Stored data:
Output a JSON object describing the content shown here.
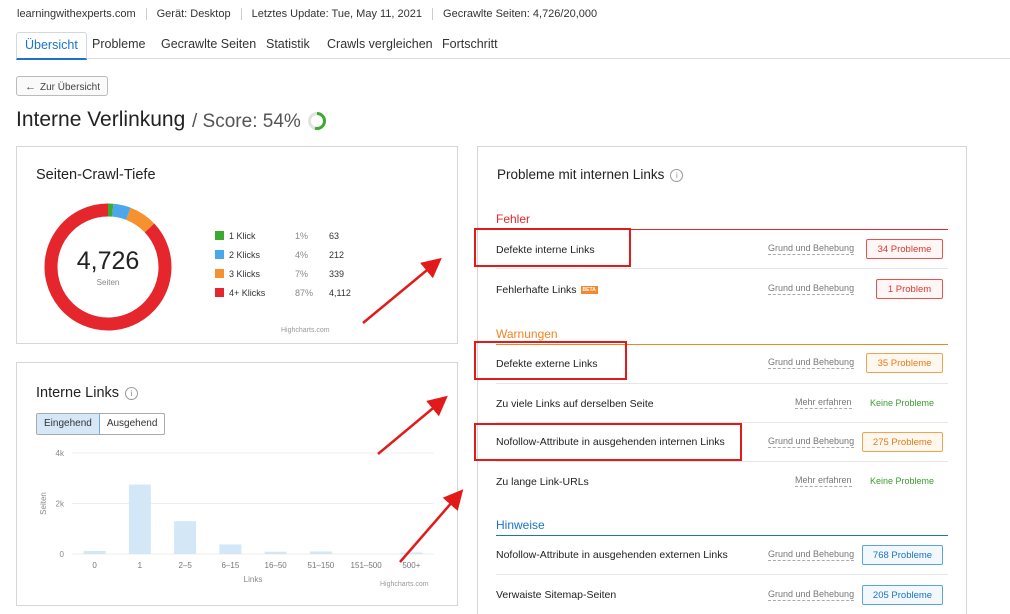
{
  "topbar": {
    "domain": "learningwithexperts.com",
    "device": "Gerät: Desktop",
    "update": "Letztes Update: Tue, May 11, 2021",
    "crawled": "Gecrawlte Seiten: 4,726/20,000"
  },
  "tabs": [
    "Übersicht",
    "Probleme",
    "Gecrawlte Seiten",
    "Statistik",
    "Crawls vergleichen",
    "Fortschritt"
  ],
  "active_tab": "Übersicht",
  "back_label": "Zur Übersicht",
  "page": {
    "title": "Interne Verlinkung",
    "score_label": "/ Score: 54%",
    "score_value": 54,
    "score_color": "#3aab2f"
  },
  "crawl_depth": {
    "title": "Seiten-Crawl-Tiefe",
    "total": "4,726",
    "total_label": "Seiten",
    "legend": [
      {
        "label": "1 Klick",
        "pct": "1%",
        "count": "63",
        "color": "#3aab2f",
        "value": 63
      },
      {
        "label": "2 Klicks",
        "pct": "4%",
        "count": "212",
        "color": "#4aa8ea",
        "value": 212
      },
      {
        "label": "3 Klicks",
        "pct": "7%",
        "count": "339",
        "color": "#f5922f",
        "value": 339
      },
      {
        "label": "4+ Klicks",
        "pct": "87%",
        "count": "4,112",
        "color": "#e5262c",
        "value": 4112
      }
    ],
    "credit": "Highcharts.com"
  },
  "internal_links": {
    "title": "Interne Links",
    "toggle": [
      "Eingehend",
      "Ausgehend"
    ],
    "credit": "Highcharts.com"
  },
  "chart_data": {
    "type": "bar",
    "categories": [
      "0",
      "1",
      "2–5",
      "6–15",
      "16–50",
      "51–150",
      "151–500",
      "500+"
    ],
    "values": [
      120,
      2750,
      1300,
      380,
      90,
      100,
      0,
      60
    ],
    "xlabel": "Links",
    "ylabel": "Seiten",
    "yticks": [
      "0",
      "2k",
      "4k"
    ],
    "ylim": [
      0,
      4000
    ],
    "color": "#d4e7f7"
  },
  "problems": {
    "title": "Probleme mit internen Links",
    "sections": [
      {
        "name": "Fehler",
        "color": "#e5262c",
        "items": [
          {
            "label": "Defekte interne Links",
            "link": "Grund und Behebung",
            "badge": "34 Probleme",
            "kind": "red"
          },
          {
            "label": "Fehlerhafte Links",
            "beta": "BETA",
            "link": "Grund und Behebung",
            "badge": "1 Problem",
            "kind": "red"
          }
        ]
      },
      {
        "name": "Warnungen",
        "color": "#f0851e",
        "items": [
          {
            "label": "Defekte externe Links",
            "link": "Grund und Behebung",
            "badge": "35 Probleme",
            "kind": "orange"
          },
          {
            "label": "Zu viele Links auf derselben Seite",
            "link": "Mehr erfahren",
            "badge": "Keine Probleme",
            "kind": "ok"
          },
          {
            "label": "Nofollow-Attribute in ausgehenden internen Links",
            "link": "Grund und Behebung",
            "badge": "275 Probleme",
            "kind": "orange"
          },
          {
            "label": "Zu lange Link-URLs",
            "link": "Mehr erfahren",
            "badge": "Keine Probleme",
            "kind": "ok"
          }
        ]
      },
      {
        "name": "Hinweise",
        "color": "#1a73c9",
        "items": [
          {
            "label": "Nofollow-Attribute in ausgehenden externen Links",
            "link": "Grund und Behebung",
            "badge": "768 Probleme",
            "kind": "blue"
          },
          {
            "label": "Verwaiste Sitemap-Seiten",
            "link": "Grund und Behebung",
            "badge": "205 Probleme",
            "kind": "blue"
          }
        ]
      }
    ]
  }
}
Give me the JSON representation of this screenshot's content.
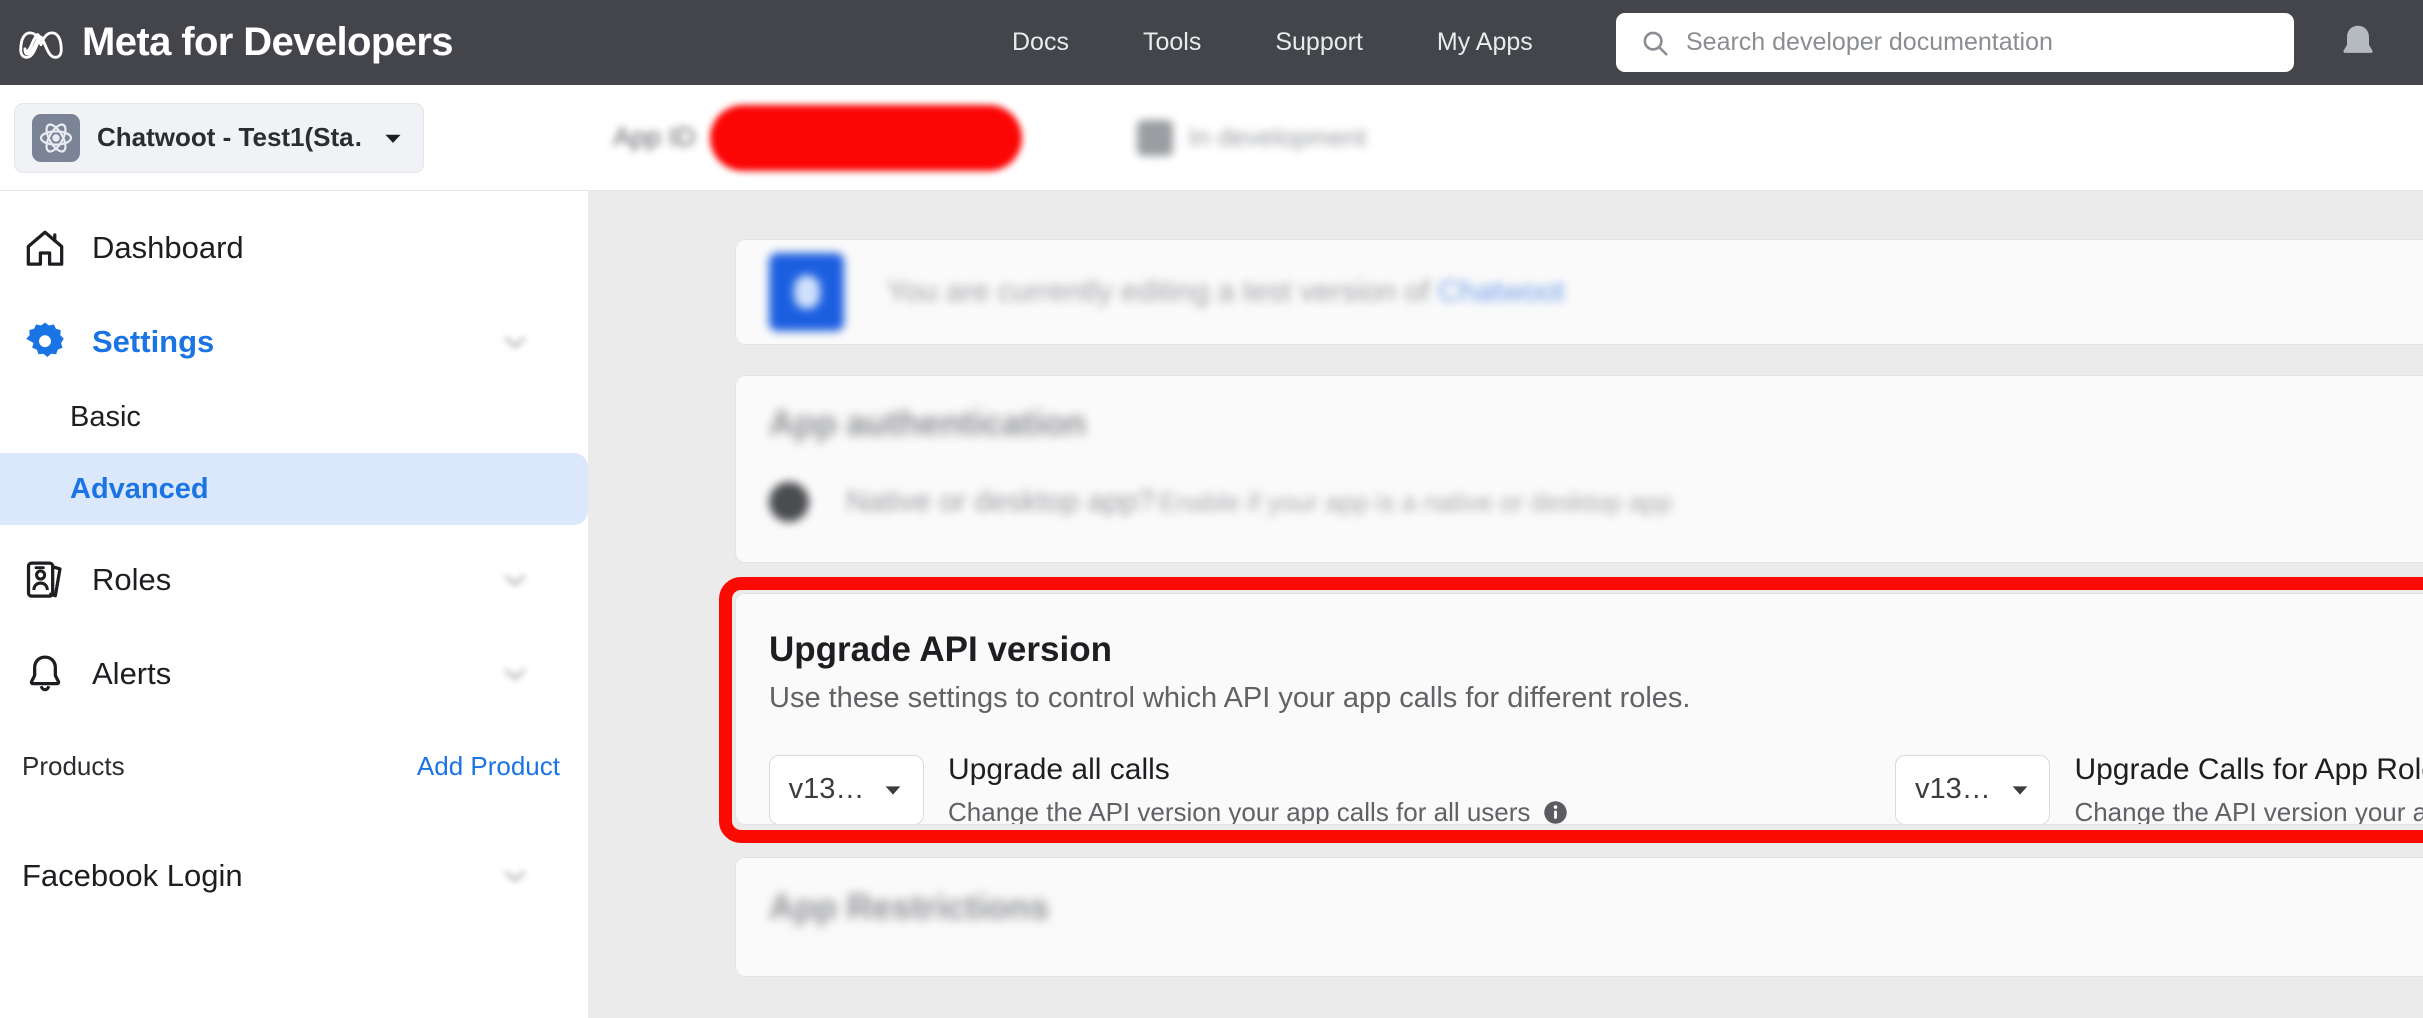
{
  "topbar": {
    "brand": "Meta for Developers",
    "brand_icon": "meta-infinity-logo",
    "nav": [
      {
        "label": "Docs"
      },
      {
        "label": "Tools"
      },
      {
        "label": "Support"
      },
      {
        "label": "My Apps"
      }
    ],
    "search": {
      "icon": "search-icon",
      "placeholder": "Search developer documentation",
      "value": ""
    },
    "notifications_icon": "bell-icon",
    "background_color": "#43454a"
  },
  "sidebar": {
    "app_switcher": {
      "app_icon": "app-atom-icon",
      "app_name": "Chatwoot - Test1(Sta…",
      "caret_icon": "chevron-down-icon"
    },
    "items": [
      {
        "label": "Dashboard",
        "icon": "home-icon",
        "active": false
      },
      {
        "label": "Settings",
        "icon": "gear-icon",
        "active": true
      }
    ],
    "settings_children": [
      {
        "label": "Basic",
        "active": false
      },
      {
        "label": "Advanced",
        "active": true
      }
    ],
    "items_after": [
      {
        "label": "Roles",
        "icon": "id-badge-icon",
        "active": false
      },
      {
        "label": "Alerts",
        "icon": "bell-outline-icon",
        "active": false
      }
    ],
    "products_header": {
      "label": "Products",
      "action_label": "Add Product"
    },
    "products": [
      {
        "label": "Facebook Login"
      }
    ],
    "accent_color": "#1b74e4",
    "active_pill_color": "#dbe7fb"
  },
  "content": {
    "appid_bar": {
      "label": "App ID",
      "value_redacted": true,
      "redaction_color": "#fc0505",
      "extra_label": "In development"
    },
    "banner": {
      "icon": "info-badge-icon",
      "text": "You are currently editing a test version of ",
      "link_text": "Chatwoot",
      "blurred": true
    },
    "auth_card": {
      "title": "App authentication",
      "row_title": "Native or desktop app?",
      "row_subtitle": "Enable if your app is a native or desktop app",
      "blurred": true
    },
    "upgrade_card": {
      "highlighted": true,
      "highlight_color": "#fa0a00",
      "title": "Upgrade API version",
      "subtitle": "Use these settings to control which API your app calls for different roles.",
      "controls": [
        {
          "dropdown_value": "v13…",
          "dropdown_caret_icon": "chevron-down-icon",
          "title": "Upgrade all calls",
          "subtitle": "Change the API version your app calls for all users",
          "info_icon": "info-circle-icon",
          "has_info_icon": true
        },
        {
          "dropdown_value": "v13…",
          "dropdown_caret_icon": "chevron-down-icon",
          "title": "Upgrade Calls for App Roles",
          "subtitle": "Change the API version your app calls for devel",
          "has_info_icon": false
        }
      ]
    },
    "restrictions_card": {
      "title": "App Restrictions",
      "blurred": true
    },
    "background_color": "#ebebeb"
  }
}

EXERCISE DIRECTIONS:
Transcribe the complete set of entries verbatim. No pictures belong in the copy.

ANSWER FOR THE TASK:
Output a JSON object describing the content shown here.
{
  "topbar": {
    "domain": "learningwithexperts.com",
    "device": "Gerät: Desktop",
    "update": "Letztes Update: Tue, May 11, 2021",
    "crawled": "Gecrawlte Seiten: 4,726/20,000"
  },
  "tabs": [
    "Übersicht",
    "Probleme",
    "Gecrawlte Seiten",
    "Statistik",
    "Crawls vergleichen",
    "Fortschritt"
  ],
  "active_tab": "Übersicht",
  "back_label": "Zur Übersicht",
  "page": {
    "title": "Interne Verlinkung",
    "score_label": "/ Score: 54%",
    "score_value": 54,
    "score_color": "#3aab2f"
  },
  "crawl_depth": {
    "title": "Seiten-Crawl-Tiefe",
    "total": "4,726",
    "total_label": "Seiten",
    "legend": [
      {
        "label": "1 Klick",
        "pct": "1%",
        "count": "63",
        "color": "#3aab2f",
        "value": 63
      },
      {
        "label": "2 Klicks",
        "pct": "4%",
        "count": "212",
        "color": "#4aa8ea",
        "value": 212
      },
      {
        "label": "3 Klicks",
        "pct": "7%",
        "count": "339",
        "color": "#f5922f",
        "value": 339
      },
      {
        "label": "4+ Klicks",
        "pct": "87%",
        "count": "4,112",
        "color": "#e5262c",
        "value": 4112
      }
    ],
    "credit": "Highcharts.com"
  },
  "internal_links": {
    "title": "Interne Links",
    "toggle": [
      "Eingehend",
      "Ausgehend"
    ],
    "credit": "Highcharts.com"
  },
  "chart_data": {
    "type": "bar",
    "categories": [
      "0",
      "1",
      "2–5",
      "6–15",
      "16–50",
      "51–150",
      "151–500",
      "500+"
    ],
    "values": [
      120,
      2750,
      1300,
      380,
      90,
      100,
      0,
      60
    ],
    "xlabel": "Links",
    "ylabel": "Seiten",
    "yticks": [
      "0",
      "2k",
      "4k"
    ],
    "ylim": [
      0,
      4000
    ],
    "color": "#d4e7f7"
  },
  "problems": {
    "title": "Probleme mit internen Links",
    "sections": [
      {
        "name": "Fehler",
        "color": "#e5262c",
        "items": [
          {
            "label": "Defekte interne Links",
            "link": "Grund und Behebung",
            "badge": "34 Probleme",
            "kind": "red"
          },
          {
            "label": "Fehlerhafte Links",
            "beta": "BETA",
            "link": "Grund und Behebung",
            "badge": "1 Problem",
            "kind": "red"
          }
        ]
      },
      {
        "name": "Warnungen",
        "color": "#f0851e",
        "items": [
          {
            "label": "Defekte externe Links",
            "link": "Grund und Behebung",
            "badge": "35 Probleme",
            "kind": "orange"
          },
          {
            "label": "Zu viele Links auf derselben Seite",
            "link": "Mehr erfahren",
            "badge": "Keine Probleme",
            "kind": "ok"
          },
          {
            "label": "Nofollow-Attribute in ausgehenden internen Links",
            "link": "Grund und Behebung",
            "badge": "275 Probleme",
            "kind": "orange"
          },
          {
            "label": "Zu lange Link-URLs",
            "link": "Mehr erfahren",
            "badge": "Keine Probleme",
            "kind": "ok"
          }
        ]
      },
      {
        "name": "Hinweise",
        "color": "#1a73c9",
        "items": [
          {
            "label": "Nofollow-Attribute in ausgehenden externen Links",
            "link": "Grund und Behebung",
            "badge": "768 Probleme",
            "kind": "blue"
          },
          {
            "label": "Verwaiste Sitemap-Seiten",
            "link": "Grund und Behebung",
            "badge": "205 Probleme",
            "kind": "blue"
          }
        ]
      }
    ]
  }
}
Give me the JSON representation of this screenshot's content.
{
  "topbar": {
    "brand": "Meta for Developers",
    "brand_icon": "meta-infinity-logo",
    "nav": [
      {
        "label": "Docs"
      },
      {
        "label": "Tools"
      },
      {
        "label": "Support"
      },
      {
        "label": "My Apps"
      }
    ],
    "search": {
      "icon": "search-icon",
      "placeholder": "Search developer documentation",
      "value": ""
    },
    "notifications_icon": "bell-icon",
    "background_color": "#43454a"
  },
  "sidebar": {
    "app_switcher": {
      "app_icon": "app-atom-icon",
      "app_name": "Chatwoot - Test1(Sta…",
      "caret_icon": "chevron-down-icon"
    },
    "items": [
      {
        "label": "Dashboard",
        "icon": "home-icon",
        "active": false
      },
      {
        "label": "Settings",
        "icon": "gear-icon",
        "active": true
      }
    ],
    "settings_children": [
      {
        "label": "Basic",
        "active": false
      },
      {
        "label": "Advanced",
        "active": true
      }
    ],
    "items_after": [
      {
        "label": "Roles",
        "icon": "id-badge-icon",
        "active": false
      },
      {
        "label": "Alerts",
        "icon": "bell-outline-icon",
        "active": false
      }
    ],
    "products_header": {
      "label": "Products",
      "action_label": "Add Product"
    },
    "products": [
      {
        "label": "Facebook Login"
      }
    ],
    "accent_color": "#1b74e4",
    "active_pill_color": "#dbe7fb"
  },
  "content": {
    "appid_bar": {
      "label": "App ID",
      "value_redacted": true,
      "redaction_color": "#fc0505",
      "extra_label": "In development"
    },
    "banner": {
      "icon": "info-badge-icon",
      "text": "You are currently editing a test version of ",
      "link_text": "Chatwoot",
      "blurred": true
    },
    "auth_card": {
      "title": "App authentication",
      "row_title": "Native or desktop app?",
      "row_subtitle": "Enable if your app is a native or desktop app",
      "blurred": true
    },
    "upgrade_card": {
      "highlighted": true,
      "highlight_color": "#fa0a00",
      "title": "Upgrade API version",
      "subtitle": "Use these settings to control which API your app calls for different roles.",
      "controls": [
        {
          "dropdown_value": "v13…",
          "dropdown_caret_icon": "chevron-down-icon",
          "title": "Upgrade all calls",
          "subtitle": "Change the API version your app calls for all users",
          "info_icon": "info-circle-icon",
          "has_info_icon": true
        },
        {
          "dropdown_value": "v13…",
          "dropdown_caret_icon": "chevron-down-icon",
          "title": "Upgrade Calls for App Roles",
          "subtitle": "Change the API version your app calls for devel",
          "has_info_icon": false
        }
      ]
    },
    "restrictions_card": {
      "title": "App Restrictions",
      "blurred": true
    },
    "background_color": "#ebebeb"
  }
}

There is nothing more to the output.